-- INPUT start --

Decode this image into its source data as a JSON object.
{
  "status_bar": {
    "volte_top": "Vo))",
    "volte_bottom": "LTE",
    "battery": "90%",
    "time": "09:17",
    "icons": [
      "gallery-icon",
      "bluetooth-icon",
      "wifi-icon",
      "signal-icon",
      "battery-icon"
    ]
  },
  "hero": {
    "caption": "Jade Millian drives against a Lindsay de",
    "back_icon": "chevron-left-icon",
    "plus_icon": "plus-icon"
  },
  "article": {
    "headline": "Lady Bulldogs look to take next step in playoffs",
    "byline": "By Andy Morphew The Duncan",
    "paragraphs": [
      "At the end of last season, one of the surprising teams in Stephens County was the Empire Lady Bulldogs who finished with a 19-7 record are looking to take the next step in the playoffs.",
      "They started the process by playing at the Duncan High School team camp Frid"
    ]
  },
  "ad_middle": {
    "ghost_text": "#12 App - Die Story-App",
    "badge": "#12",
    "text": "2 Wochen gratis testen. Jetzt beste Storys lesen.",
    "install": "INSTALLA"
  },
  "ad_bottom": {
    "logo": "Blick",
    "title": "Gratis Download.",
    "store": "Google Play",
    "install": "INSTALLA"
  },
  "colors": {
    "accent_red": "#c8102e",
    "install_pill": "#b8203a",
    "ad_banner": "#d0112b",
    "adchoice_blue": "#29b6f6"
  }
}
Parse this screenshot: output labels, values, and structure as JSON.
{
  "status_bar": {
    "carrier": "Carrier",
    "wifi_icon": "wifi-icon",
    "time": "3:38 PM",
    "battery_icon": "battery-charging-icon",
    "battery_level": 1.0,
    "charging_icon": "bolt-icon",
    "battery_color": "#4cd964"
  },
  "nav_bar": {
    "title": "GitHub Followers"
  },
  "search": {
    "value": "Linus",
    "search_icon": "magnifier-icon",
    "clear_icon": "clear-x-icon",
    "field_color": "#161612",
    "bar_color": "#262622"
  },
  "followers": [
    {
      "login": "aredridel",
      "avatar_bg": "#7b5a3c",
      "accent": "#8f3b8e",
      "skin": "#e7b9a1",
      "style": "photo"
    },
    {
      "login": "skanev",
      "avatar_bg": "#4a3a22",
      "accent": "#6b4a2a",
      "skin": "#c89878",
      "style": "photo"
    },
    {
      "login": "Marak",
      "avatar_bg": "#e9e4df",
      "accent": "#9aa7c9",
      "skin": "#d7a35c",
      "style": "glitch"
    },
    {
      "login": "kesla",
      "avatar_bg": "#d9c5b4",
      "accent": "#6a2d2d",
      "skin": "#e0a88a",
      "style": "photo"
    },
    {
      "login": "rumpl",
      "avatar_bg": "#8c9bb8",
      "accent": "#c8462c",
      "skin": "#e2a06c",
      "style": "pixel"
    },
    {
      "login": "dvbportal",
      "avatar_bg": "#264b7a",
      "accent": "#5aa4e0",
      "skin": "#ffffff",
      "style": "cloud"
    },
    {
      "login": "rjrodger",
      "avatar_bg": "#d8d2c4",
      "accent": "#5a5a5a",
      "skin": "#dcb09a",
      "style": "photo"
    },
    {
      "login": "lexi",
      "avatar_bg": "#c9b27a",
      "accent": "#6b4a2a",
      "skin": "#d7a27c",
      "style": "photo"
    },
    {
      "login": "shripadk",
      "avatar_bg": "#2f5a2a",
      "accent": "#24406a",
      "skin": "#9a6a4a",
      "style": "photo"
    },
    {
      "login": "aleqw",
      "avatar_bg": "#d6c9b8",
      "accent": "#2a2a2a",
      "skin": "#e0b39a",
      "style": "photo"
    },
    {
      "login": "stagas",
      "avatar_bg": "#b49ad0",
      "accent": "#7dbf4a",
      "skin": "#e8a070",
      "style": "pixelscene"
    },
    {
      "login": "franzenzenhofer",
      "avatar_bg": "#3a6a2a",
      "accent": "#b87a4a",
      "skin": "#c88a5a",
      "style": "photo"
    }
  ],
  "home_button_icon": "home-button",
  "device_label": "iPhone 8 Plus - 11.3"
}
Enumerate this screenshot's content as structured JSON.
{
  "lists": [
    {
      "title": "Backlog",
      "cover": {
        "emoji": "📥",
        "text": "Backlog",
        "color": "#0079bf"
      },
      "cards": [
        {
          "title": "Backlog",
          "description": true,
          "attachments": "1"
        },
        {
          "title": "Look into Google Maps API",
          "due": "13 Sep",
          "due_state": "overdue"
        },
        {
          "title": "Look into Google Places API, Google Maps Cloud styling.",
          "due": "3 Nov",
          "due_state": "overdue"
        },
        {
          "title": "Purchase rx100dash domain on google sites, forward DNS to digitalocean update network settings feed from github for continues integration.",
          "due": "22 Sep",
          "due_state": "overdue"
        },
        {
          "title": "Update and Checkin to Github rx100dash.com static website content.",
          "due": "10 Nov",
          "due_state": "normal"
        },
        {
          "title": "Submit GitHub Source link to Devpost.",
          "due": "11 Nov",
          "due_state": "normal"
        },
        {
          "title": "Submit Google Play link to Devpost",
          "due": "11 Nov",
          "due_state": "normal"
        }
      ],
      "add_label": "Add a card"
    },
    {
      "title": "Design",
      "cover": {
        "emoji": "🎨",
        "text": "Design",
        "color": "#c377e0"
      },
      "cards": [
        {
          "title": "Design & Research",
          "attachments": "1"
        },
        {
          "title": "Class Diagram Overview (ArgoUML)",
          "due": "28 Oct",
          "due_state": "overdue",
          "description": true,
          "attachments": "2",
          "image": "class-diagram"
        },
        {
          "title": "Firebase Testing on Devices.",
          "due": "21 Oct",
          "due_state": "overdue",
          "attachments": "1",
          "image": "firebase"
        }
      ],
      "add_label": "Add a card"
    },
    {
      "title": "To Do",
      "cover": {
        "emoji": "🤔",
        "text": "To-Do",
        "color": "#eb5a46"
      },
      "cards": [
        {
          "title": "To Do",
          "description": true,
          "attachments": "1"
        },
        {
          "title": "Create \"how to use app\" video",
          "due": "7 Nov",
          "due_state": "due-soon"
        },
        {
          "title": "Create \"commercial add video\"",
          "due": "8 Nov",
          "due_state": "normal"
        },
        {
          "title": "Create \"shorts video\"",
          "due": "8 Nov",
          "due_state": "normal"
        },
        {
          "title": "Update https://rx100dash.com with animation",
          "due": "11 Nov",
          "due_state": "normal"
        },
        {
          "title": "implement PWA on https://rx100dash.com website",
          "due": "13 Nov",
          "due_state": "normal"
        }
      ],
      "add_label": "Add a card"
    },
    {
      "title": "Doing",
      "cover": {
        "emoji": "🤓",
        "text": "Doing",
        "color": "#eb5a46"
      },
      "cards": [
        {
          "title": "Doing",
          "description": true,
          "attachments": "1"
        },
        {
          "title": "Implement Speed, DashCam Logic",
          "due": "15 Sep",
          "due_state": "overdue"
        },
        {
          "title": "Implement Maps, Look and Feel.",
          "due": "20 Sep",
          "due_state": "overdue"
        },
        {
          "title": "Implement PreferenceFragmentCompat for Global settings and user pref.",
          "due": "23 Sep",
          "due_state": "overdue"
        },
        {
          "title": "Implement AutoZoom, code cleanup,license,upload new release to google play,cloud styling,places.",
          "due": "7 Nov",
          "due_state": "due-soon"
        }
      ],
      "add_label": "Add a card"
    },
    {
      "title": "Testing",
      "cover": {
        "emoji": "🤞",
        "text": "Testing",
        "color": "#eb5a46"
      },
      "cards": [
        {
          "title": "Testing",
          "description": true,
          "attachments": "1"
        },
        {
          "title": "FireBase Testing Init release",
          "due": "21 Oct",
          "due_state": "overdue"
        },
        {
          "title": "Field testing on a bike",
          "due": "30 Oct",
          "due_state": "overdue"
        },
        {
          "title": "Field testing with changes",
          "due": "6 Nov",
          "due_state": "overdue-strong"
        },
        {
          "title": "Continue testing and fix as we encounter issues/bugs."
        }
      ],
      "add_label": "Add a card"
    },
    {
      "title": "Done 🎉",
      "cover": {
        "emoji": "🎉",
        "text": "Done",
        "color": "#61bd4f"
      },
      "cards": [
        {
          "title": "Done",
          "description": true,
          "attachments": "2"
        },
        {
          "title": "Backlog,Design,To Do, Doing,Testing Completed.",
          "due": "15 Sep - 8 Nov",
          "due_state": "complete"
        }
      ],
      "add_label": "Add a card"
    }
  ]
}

-- INPUT end --

CHALLENGE - Wherever the word "Lady" occurs in a line of the listing, copy that line.

WRITTEN SOLUTION -
    "headline": "Lady Bulldogs look to take next step in playoffs",
      "At the end of last season, one of the surprising teams in Stephens County was the Empire Lady Bulldogs who finished with a 19-7 record are looking to take the next step in the playoffs.",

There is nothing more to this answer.